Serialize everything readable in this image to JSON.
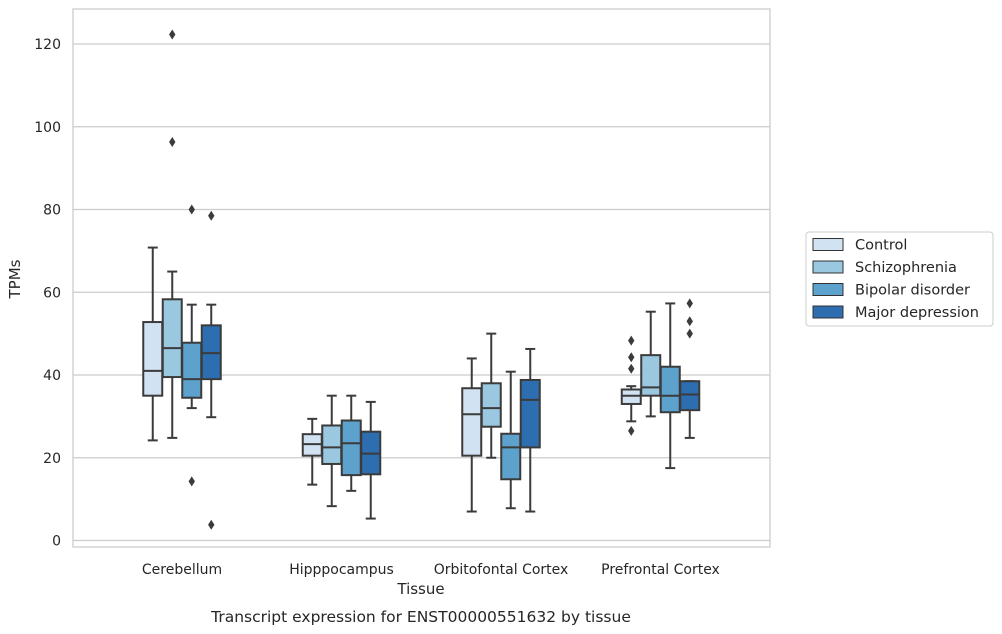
{
  "chart_data": {
    "type": "box",
    "title": "",
    "caption": "Transcript expression for ENST00000551632 by tissue",
    "xlabel": "Tissue",
    "ylabel": "TPMs",
    "ylim": [
      -2,
      128
    ],
    "yticks": [
      0,
      20,
      40,
      60,
      80,
      100,
      120
    ],
    "grid": "horizontal",
    "legend_position": "right",
    "categories": [
      "Cerebellum",
      "Hipppocampus",
      "Orbitofontal Cortex",
      "Prefrontal Cortex"
    ],
    "series": [
      {
        "name": "Control",
        "color": "#d1e2f2",
        "boxes": [
          {
            "whislo": 24.2,
            "q1": 35.0,
            "med": 41.0,
            "q3": 52.8,
            "whishi": 70.8,
            "fliers": []
          },
          {
            "whislo": 13.5,
            "q1": 20.5,
            "med": 23.3,
            "q3": 25.7,
            "whishi": 29.4,
            "fliers": []
          },
          {
            "whislo": 7.0,
            "q1": 20.5,
            "med": 30.5,
            "q3": 36.8,
            "whishi": 44.0,
            "fliers": []
          },
          {
            "whislo": 28.8,
            "q1": 33.0,
            "med": 35.0,
            "q3": 36.5,
            "whishi": 37.3,
            "fliers": [
              26.5,
              41.5,
              44.3,
              48.3
            ]
          }
        ]
      },
      {
        "name": "Schizophrenia",
        "color": "#9ac8e0",
        "boxes": [
          {
            "whislo": 24.8,
            "q1": 39.5,
            "med": 46.5,
            "q3": 58.3,
            "whishi": 65.0,
            "fliers": [
              96.3,
              122.3
            ]
          },
          {
            "whislo": 8.3,
            "q1": 18.5,
            "med": 22.5,
            "q3": 27.8,
            "whishi": 35.0,
            "fliers": []
          },
          {
            "whislo": 20.0,
            "q1": 27.5,
            "med": 32.0,
            "q3": 38.0,
            "whishi": 50.0,
            "fliers": []
          },
          {
            "whislo": 30.0,
            "q1": 35.0,
            "med": 37.0,
            "q3": 44.8,
            "whishi": 55.3,
            "fliers": []
          }
        ]
      },
      {
        "name": "Bipolar disorder",
        "color": "#5da2cd",
        "boxes": [
          {
            "whislo": 32.0,
            "q1": 34.5,
            "med": 39.0,
            "q3": 47.8,
            "whishi": 57.0,
            "fliers": [
              14.3,
              80.0
            ]
          },
          {
            "whislo": 12.0,
            "q1": 15.8,
            "med": 23.5,
            "q3": 29.0,
            "whishi": 35.0,
            "fliers": []
          },
          {
            "whislo": 7.8,
            "q1": 14.8,
            "med": 22.5,
            "q3": 25.8,
            "whishi": 40.8,
            "fliers": []
          },
          {
            "whislo": 17.5,
            "q1": 31.0,
            "med": 35.0,
            "q3": 42.0,
            "whishi": 57.3,
            "fliers": []
          }
        ]
      },
      {
        "name": "Major depression",
        "color": "#2c6eaf",
        "boxes": [
          {
            "whislo": 29.8,
            "q1": 39.0,
            "med": 45.3,
            "q3": 52.0,
            "whishi": 57.0,
            "fliers": [
              3.8,
              78.5
            ]
          },
          {
            "whislo": 5.3,
            "q1": 16.0,
            "med": 21.0,
            "q3": 26.3,
            "whishi": 33.5,
            "fliers": []
          },
          {
            "whislo": 7.0,
            "q1": 22.5,
            "med": 34.0,
            "q3": 38.8,
            "whishi": 46.3,
            "fliers": []
          },
          {
            "whislo": 24.8,
            "q1": 31.5,
            "med": 35.3,
            "q3": 38.5,
            "whishi": 38.5,
            "fliers": [
              50.0,
              53.0,
              57.3
            ]
          }
        ]
      }
    ]
  }
}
========================================
■ What you should do ■
Write out the entries again, exactly as given, skipping any images.

■ Reply ■
Serialize everything readable in this image to JSON.
{
  "chart_data": {
    "type": "box",
    "title": "",
    "caption": "Transcript expression for ENST00000551632 by tissue",
    "xlabel": "Tissue",
    "ylabel": "TPMs",
    "ylim": [
      -2,
      128
    ],
    "yticks": [
      0,
      20,
      40,
      60,
      80,
      100,
      120
    ],
    "grid": "horizontal",
    "legend_position": "right",
    "categories": [
      "Cerebellum",
      "Hipppocampus",
      "Orbitofontal Cortex",
      "Prefrontal Cortex"
    ],
    "series": [
      {
        "name": "Control",
        "color": "#d1e2f2",
        "boxes": [
          {
            "whislo": 24.2,
            "q1": 35.0,
            "med": 41.0,
            "q3": 52.8,
            "whishi": 70.8,
            "fliers": []
          },
          {
            "whislo": 13.5,
            "q1": 20.5,
            "med": 23.3,
            "q3": 25.7,
            "whishi": 29.4,
            "fliers": []
          },
          {
            "whislo": 7.0,
            "q1": 20.5,
            "med": 30.5,
            "q3": 36.8,
            "whishi": 44.0,
            "fliers": []
          },
          {
            "whislo": 28.8,
            "q1": 33.0,
            "med": 35.0,
            "q3": 36.5,
            "whishi": 37.3,
            "fliers": [
              26.5,
              41.5,
              44.3,
              48.3
            ]
          }
        ]
      },
      {
        "name": "Schizophrenia",
        "color": "#9ac8e0",
        "boxes": [
          {
            "whislo": 24.8,
            "q1": 39.5,
            "med": 46.5,
            "q3": 58.3,
            "whishi": 65.0,
            "fliers": [
              96.3,
              122.3
            ]
          },
          {
            "whislo": 8.3,
            "q1": 18.5,
            "med": 22.5,
            "q3": 27.8,
            "whishi": 35.0,
            "fliers": []
          },
          {
            "whislo": 20.0,
            "q1": 27.5,
            "med": 32.0,
            "q3": 38.0,
            "whishi": 50.0,
            "fliers": []
          },
          {
            "whislo": 30.0,
            "q1": 35.0,
            "med": 37.0,
            "q3": 44.8,
            "whishi": 55.3,
            "fliers": []
          }
        ]
      },
      {
        "name": "Bipolar disorder",
        "color": "#5da2cd",
        "boxes": [
          {
            "whislo": 32.0,
            "q1": 34.5,
            "med": 39.0,
            "q3": 47.8,
            "whishi": 57.0,
            "fliers": [
              14.3,
              80.0
            ]
          },
          {
            "whislo": 12.0,
            "q1": 15.8,
            "med": 23.5,
            "q3": 29.0,
            "whishi": 35.0,
            "fliers": []
          },
          {
            "whislo": 7.8,
            "q1": 14.8,
            "med": 22.5,
            "q3": 25.8,
            "whishi": 40.8,
            "fliers": []
          },
          {
            "whislo": 17.5,
            "q1": 31.0,
            "med": 35.0,
            "q3": 42.0,
            "whishi": 57.3,
            "fliers": []
          }
        ]
      },
      {
        "name": "Major depression",
        "color": "#2c6eaf",
        "boxes": [
          {
            "whislo": 29.8,
            "q1": 39.0,
            "med": 45.3,
            "q3": 52.0,
            "whishi": 57.0,
            "fliers": [
              3.8,
              78.5
            ]
          },
          {
            "whislo": 5.3,
            "q1": 16.0,
            "med": 21.0,
            "q3": 26.3,
            "whishi": 33.5,
            "fliers": []
          },
          {
            "whislo": 7.0,
            "q1": 22.5,
            "med": 34.0,
            "q3": 38.8,
            "whishi": 46.3,
            "fliers": []
          },
          {
            "whislo": 24.8,
            "q1": 31.5,
            "med": 35.3,
            "q3": 38.5,
            "whishi": 38.5,
            "fliers": [
              50.0,
              53.0,
              57.3
            ]
          }
        ]
      }
    ]
  }
}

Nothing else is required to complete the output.